- **THE REQUEST**: In the listing that follows, how many lines contain the string "Marathon"? Provide only the number.

(Extracted data entries)
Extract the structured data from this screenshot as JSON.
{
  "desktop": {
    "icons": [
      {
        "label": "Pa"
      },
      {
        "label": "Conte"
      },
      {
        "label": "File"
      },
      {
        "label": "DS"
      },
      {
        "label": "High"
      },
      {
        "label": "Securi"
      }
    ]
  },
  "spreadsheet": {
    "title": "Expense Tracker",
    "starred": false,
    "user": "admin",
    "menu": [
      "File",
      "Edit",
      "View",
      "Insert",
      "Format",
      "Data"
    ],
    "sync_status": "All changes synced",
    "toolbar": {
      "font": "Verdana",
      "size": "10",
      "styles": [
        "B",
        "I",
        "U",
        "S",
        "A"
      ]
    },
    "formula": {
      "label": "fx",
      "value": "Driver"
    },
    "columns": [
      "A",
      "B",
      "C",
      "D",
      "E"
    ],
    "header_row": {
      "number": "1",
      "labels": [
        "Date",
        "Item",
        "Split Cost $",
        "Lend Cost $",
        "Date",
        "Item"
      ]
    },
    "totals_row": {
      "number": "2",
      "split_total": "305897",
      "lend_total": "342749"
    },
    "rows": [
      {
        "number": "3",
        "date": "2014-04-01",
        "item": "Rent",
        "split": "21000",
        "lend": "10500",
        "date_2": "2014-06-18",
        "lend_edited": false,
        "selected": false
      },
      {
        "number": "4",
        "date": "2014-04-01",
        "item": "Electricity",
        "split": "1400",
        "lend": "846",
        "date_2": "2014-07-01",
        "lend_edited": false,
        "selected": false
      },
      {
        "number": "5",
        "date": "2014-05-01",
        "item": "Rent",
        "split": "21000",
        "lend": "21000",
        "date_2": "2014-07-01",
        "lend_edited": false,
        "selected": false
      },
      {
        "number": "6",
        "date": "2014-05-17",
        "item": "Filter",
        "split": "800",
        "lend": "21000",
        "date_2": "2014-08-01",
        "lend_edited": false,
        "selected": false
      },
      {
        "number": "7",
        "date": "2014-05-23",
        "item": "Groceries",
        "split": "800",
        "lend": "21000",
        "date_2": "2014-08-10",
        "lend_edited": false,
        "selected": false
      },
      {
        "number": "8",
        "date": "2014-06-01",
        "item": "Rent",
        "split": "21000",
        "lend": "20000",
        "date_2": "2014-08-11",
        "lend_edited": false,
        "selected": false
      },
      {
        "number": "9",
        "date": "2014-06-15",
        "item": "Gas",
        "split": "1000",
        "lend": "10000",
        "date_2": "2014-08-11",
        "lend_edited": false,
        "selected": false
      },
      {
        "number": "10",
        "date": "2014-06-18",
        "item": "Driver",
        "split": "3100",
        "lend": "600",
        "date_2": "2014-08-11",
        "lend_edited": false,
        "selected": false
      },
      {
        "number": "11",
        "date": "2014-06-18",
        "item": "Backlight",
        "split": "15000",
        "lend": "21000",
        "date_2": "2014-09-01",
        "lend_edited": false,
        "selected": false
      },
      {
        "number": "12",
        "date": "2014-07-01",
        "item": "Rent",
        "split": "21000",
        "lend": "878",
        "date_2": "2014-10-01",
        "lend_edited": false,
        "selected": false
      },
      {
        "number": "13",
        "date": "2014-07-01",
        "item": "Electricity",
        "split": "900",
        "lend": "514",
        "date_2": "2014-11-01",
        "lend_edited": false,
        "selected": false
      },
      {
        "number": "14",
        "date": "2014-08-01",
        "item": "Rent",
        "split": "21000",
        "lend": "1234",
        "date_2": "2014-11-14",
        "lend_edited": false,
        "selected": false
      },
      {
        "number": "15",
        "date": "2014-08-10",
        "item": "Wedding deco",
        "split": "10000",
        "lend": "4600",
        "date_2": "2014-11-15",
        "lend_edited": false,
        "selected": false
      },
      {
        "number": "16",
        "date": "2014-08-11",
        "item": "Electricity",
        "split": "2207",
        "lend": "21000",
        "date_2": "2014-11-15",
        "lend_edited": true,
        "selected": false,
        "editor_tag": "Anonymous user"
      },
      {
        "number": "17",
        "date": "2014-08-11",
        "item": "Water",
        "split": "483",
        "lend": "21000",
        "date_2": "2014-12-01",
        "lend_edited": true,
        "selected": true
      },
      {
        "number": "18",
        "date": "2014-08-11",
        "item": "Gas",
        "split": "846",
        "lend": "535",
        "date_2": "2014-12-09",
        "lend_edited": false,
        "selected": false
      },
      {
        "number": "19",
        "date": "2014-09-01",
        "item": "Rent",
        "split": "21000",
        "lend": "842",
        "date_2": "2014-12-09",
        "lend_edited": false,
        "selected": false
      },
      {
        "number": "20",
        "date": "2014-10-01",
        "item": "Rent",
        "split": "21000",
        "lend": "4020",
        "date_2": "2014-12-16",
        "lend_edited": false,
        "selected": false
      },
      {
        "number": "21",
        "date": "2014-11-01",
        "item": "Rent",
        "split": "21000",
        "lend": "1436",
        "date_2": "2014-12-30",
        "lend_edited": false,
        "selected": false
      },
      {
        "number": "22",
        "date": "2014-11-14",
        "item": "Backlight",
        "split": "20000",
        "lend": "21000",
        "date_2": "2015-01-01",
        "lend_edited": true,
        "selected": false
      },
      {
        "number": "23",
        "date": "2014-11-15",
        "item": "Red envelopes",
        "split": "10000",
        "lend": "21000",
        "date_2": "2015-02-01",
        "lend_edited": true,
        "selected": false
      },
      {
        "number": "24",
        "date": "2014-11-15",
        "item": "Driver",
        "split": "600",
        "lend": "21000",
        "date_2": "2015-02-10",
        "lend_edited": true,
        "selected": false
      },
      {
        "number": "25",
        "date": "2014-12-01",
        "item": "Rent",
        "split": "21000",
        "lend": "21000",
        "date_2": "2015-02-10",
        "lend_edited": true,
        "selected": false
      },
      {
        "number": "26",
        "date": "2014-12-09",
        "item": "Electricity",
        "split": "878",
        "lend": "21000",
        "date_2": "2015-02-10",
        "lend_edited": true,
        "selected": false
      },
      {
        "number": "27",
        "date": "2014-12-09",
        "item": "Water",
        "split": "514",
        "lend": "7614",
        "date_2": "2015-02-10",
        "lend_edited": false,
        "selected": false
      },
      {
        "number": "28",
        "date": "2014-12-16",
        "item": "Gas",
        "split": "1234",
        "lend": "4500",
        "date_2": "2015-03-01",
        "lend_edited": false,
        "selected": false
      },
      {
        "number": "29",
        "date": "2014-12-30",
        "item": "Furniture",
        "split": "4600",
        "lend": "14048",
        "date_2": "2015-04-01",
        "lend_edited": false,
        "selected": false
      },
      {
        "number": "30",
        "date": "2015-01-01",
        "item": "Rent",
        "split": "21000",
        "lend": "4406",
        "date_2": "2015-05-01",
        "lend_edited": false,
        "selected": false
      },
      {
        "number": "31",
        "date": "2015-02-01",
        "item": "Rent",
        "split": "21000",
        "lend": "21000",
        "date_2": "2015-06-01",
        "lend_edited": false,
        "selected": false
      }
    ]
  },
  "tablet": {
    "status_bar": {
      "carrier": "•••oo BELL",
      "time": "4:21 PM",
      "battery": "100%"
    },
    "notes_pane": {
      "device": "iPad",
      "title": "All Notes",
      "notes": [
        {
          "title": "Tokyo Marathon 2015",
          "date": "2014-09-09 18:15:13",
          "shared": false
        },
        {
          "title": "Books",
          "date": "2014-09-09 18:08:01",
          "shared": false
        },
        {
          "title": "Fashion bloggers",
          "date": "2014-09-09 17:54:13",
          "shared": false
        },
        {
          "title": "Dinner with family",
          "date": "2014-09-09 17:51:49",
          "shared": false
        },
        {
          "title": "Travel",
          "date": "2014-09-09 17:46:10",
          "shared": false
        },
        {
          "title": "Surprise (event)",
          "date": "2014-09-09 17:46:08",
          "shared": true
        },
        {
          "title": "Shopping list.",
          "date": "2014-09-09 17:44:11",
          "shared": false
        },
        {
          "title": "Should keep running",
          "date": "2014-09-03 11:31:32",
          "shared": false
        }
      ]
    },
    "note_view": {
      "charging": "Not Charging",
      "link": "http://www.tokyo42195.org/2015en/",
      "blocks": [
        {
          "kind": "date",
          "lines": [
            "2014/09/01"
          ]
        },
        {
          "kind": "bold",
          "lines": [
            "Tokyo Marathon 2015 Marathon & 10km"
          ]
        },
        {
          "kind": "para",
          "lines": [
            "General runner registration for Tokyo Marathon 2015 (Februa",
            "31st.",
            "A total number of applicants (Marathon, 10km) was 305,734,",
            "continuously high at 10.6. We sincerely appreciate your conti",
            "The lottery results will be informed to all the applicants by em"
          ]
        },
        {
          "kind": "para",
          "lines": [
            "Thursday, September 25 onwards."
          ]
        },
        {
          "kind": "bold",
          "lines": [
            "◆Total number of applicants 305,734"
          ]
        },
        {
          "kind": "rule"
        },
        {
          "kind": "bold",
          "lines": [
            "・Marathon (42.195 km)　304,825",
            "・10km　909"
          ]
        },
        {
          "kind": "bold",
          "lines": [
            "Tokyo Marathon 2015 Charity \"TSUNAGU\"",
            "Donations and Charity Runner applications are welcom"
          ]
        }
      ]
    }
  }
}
* * *
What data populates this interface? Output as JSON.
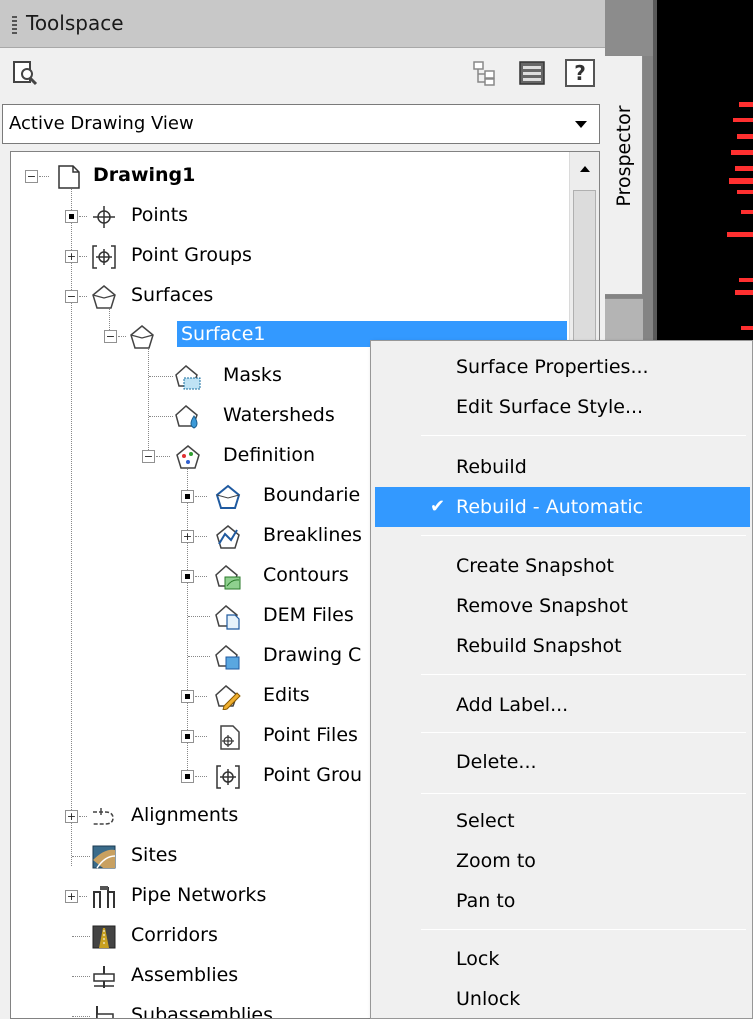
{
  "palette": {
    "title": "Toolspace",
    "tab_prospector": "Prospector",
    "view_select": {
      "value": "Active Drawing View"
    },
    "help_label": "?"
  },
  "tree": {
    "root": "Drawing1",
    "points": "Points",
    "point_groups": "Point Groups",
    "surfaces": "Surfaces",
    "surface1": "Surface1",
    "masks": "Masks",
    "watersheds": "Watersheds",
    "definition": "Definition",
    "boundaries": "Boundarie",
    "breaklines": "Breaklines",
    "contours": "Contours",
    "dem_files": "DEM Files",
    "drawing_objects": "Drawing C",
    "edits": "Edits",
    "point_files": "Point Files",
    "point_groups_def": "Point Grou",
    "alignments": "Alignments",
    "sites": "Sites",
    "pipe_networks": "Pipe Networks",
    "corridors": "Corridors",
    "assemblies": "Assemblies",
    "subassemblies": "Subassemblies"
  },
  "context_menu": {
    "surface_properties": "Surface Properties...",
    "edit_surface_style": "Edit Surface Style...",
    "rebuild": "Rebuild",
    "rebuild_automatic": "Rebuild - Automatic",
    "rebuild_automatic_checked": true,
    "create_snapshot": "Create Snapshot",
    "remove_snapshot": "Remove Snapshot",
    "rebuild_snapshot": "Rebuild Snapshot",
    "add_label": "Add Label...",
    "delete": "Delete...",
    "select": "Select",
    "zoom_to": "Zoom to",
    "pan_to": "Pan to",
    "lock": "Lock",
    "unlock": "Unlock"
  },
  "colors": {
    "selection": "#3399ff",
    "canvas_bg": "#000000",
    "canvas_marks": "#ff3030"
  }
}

- **WORKED ANSWER**: 6